(Data items)
****************************************
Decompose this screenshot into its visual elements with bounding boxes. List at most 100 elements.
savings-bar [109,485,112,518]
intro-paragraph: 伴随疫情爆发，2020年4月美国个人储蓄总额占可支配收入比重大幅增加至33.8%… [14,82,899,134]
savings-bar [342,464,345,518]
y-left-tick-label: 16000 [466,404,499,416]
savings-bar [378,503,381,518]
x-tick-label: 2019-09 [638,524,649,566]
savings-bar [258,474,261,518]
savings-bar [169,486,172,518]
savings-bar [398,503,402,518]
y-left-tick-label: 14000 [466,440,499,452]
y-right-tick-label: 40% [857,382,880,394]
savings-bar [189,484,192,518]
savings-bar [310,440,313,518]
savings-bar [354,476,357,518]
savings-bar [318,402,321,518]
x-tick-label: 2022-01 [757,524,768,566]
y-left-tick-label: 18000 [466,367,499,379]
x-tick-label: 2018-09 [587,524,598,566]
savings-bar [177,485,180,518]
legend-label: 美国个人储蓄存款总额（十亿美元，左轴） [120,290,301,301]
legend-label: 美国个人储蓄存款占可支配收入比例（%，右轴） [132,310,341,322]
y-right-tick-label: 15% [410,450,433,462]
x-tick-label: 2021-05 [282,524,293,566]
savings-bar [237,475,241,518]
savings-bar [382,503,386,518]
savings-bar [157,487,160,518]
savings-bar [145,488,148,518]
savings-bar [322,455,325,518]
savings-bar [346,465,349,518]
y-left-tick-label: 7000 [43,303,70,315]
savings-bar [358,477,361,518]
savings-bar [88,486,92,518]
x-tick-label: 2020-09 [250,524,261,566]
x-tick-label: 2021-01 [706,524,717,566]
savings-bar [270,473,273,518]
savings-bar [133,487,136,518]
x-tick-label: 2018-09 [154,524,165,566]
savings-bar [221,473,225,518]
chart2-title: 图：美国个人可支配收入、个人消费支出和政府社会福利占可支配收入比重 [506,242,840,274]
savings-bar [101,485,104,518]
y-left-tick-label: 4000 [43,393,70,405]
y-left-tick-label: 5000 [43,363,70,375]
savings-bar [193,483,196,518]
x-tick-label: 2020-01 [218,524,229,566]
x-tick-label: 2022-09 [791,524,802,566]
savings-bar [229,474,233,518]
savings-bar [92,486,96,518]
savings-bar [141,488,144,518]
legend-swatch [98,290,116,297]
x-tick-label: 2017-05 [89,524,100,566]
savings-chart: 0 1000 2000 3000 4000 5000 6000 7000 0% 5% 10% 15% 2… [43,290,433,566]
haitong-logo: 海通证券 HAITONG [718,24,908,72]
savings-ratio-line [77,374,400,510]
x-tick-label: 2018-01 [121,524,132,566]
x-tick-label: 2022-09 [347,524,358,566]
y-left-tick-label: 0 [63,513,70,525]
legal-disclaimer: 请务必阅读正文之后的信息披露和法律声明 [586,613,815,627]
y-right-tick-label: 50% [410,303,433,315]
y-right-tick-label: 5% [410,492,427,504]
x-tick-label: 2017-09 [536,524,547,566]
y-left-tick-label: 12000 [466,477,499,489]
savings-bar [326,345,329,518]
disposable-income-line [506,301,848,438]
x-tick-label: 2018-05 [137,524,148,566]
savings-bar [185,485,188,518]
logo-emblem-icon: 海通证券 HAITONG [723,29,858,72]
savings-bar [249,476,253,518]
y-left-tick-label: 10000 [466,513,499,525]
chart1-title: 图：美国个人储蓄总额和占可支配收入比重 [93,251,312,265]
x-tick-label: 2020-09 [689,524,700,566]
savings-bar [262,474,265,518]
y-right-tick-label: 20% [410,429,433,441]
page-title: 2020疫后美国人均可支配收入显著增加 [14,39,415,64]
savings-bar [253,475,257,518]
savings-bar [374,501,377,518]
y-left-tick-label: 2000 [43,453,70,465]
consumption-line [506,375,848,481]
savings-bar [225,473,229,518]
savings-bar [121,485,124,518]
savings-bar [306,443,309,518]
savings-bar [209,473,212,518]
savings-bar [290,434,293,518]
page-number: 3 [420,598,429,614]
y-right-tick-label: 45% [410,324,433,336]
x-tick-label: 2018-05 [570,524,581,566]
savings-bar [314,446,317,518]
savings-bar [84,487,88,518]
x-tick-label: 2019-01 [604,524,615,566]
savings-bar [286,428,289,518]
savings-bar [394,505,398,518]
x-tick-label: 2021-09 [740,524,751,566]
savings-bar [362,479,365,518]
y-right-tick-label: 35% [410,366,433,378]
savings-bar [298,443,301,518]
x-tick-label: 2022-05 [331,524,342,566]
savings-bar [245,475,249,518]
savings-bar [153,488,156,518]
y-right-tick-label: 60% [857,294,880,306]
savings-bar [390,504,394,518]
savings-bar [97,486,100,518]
****************************************
[The request]
Copy the material above line for line, without changing anything.

[Task output]
Decompose this screenshot into its visual elements with bounding boxes. List at most 100 elements.
savings-bar [109,485,112,518]
intro-paragraph: 伴随疫情爆发，2020年4月美国个人储蓄总额占可支配收入比重大幅增加至33.8%… [14,82,899,134]
savings-bar [342,464,345,518]
y-left-tick-label: 16000 [466,404,499,416]
savings-bar [378,503,381,518]
x-tick-label: 2019-09 [638,524,649,566]
savings-bar [258,474,261,518]
savings-bar [169,486,172,518]
savings-bar [398,503,402,518]
y-left-tick-label: 14000 [466,440,499,452]
y-right-tick-label: 40% [857,382,880,394]
savings-bar [189,484,192,518]
savings-bar [310,440,313,518]
savings-bar [354,476,357,518]
savings-bar [318,402,321,518]
x-tick-label: 2022-01 [757,524,768,566]
y-left-tick-label: 18000 [466,367,499,379]
x-tick-label: 2018-09 [587,524,598,566]
savings-bar [177,485,180,518]
legend-label: 美国个人储蓄存款总额（十亿美元，左轴） [120,290,301,301]
legend-label: 美国个人储蓄存款占可支配收入比例（%，右轴） [132,310,341,322]
y-right-tick-label: 15% [410,450,433,462]
x-tick-label: 2021-05 [282,524,293,566]
savings-bar [237,475,241,518]
savings-bar [382,503,386,518]
savings-bar [157,487,160,518]
savings-bar [145,488,148,518]
savings-bar [322,455,325,518]
savings-bar [346,465,349,518]
y-left-tick-label: 7000 [43,303,70,315]
savings-bar [358,477,361,518]
savings-bar [88,486,92,518]
x-tick-label: 2020-09 [250,524,261,566]
x-tick-label: 2021-01 [706,524,717,566]
savings-bar [270,473,273,518]
savings-bar [133,487,136,518]
x-tick-label: 2018-09 [154,524,165,566]
savings-bar [221,473,225,518]
chart2-title: 图：美国个人可支配收入、个人消费支出和政府社会福利占可支配收入比重 [506,242,840,274]
savings-bar [101,485,104,518]
y-left-tick-label: 4000 [43,393,70,405]
y-left-tick-label: 5000 [43,363,70,375]
savings-bar [193,483,196,518]
x-tick-label: 2020-01 [218,524,229,566]
x-tick-label: 2022-09 [791,524,802,566]
savings-bar [229,474,233,518]
savings-bar [92,486,96,518]
savings-bar [141,488,144,518]
legend-swatch [98,290,116,297]
x-tick-label: 2017-05 [89,524,100,566]
savings-chart: 0 1000 2000 3000 4000 5000 6000 7000 0% 5% 10% 15% 2… [43,290,433,566]
haitong-logo: 海通证券 HAITONG [718,24,908,72]
savings-ratio-line [77,374,400,510]
x-tick-label: 2018-01 [121,524,132,566]
x-tick-label: 2022-09 [347,524,358,566]
y-left-tick-label: 0 [63,513,70,525]
legal-disclaimer: 请务必阅读正文之后的信息披露和法律声明 [586,613,815,627]
y-right-tick-label: 50% [410,303,433,315]
y-right-tick-label: 5% [410,492,427,504]
x-tick-label: 2017-09 [536,524,547,566]
y-left-tick-label: 12000 [466,477,499,489]
savings-bar [326,345,329,518]
disposable-income-line [506,301,848,438]
x-tick-label: 2018-05 [137,524,148,566]
savings-bar [185,485,188,518]
logo-emblem-icon: 海通证券 HAITONG [723,29,858,72]
savings-bar [249,476,253,518]
y-left-tick-label: 10000 [466,513,499,525]
chart1-title: 图：美国个人储蓄总额和占可支配收入比重 [93,251,312,265]
x-tick-label: 2020-09 [689,524,700,566]
savings-bar [262,474,265,518]
y-right-tick-label: 20% [410,429,433,441]
page-title: 2020疫后美国人均可支配收入显著增加 [14,39,415,64]
savings-bar [253,475,257,518]
savings-bar [374,501,377,518]
y-left-tick-label: 2000 [43,453,70,465]
consumption-line [506,375,848,481]
savings-bar [225,473,229,518]
savings-bar [121,485,124,518]
savings-bar [306,443,309,518]
savings-bar [209,473,212,518]
savings-bar [290,434,293,518]
page-number: 3 [420,598,429,614]
y-right-tick-label: 45% [410,324,433,336]
x-tick-label: 2018-05 [570,524,581,566]
savings-bar [314,446,317,518]
savings-bar [84,487,88,518]
x-tick-label: 2019-01 [604,524,615,566]
savings-bar [286,428,289,518]
savings-bar [394,505,398,518]
x-tick-label: 2021-09 [740,524,751,566]
savings-bar [362,479,365,518]
y-right-tick-label: 35% [410,366,433,378]
savings-bar [298,443,301,518]
x-tick-label: 2022-05 [331,524,342,566]
savings-bar [245,475,249,518]
savings-bar [153,488,156,518]
y-right-tick-label: 60% [857,294,880,306]
savings-bar [390,504,394,518]
savings-bar [97,486,100,518]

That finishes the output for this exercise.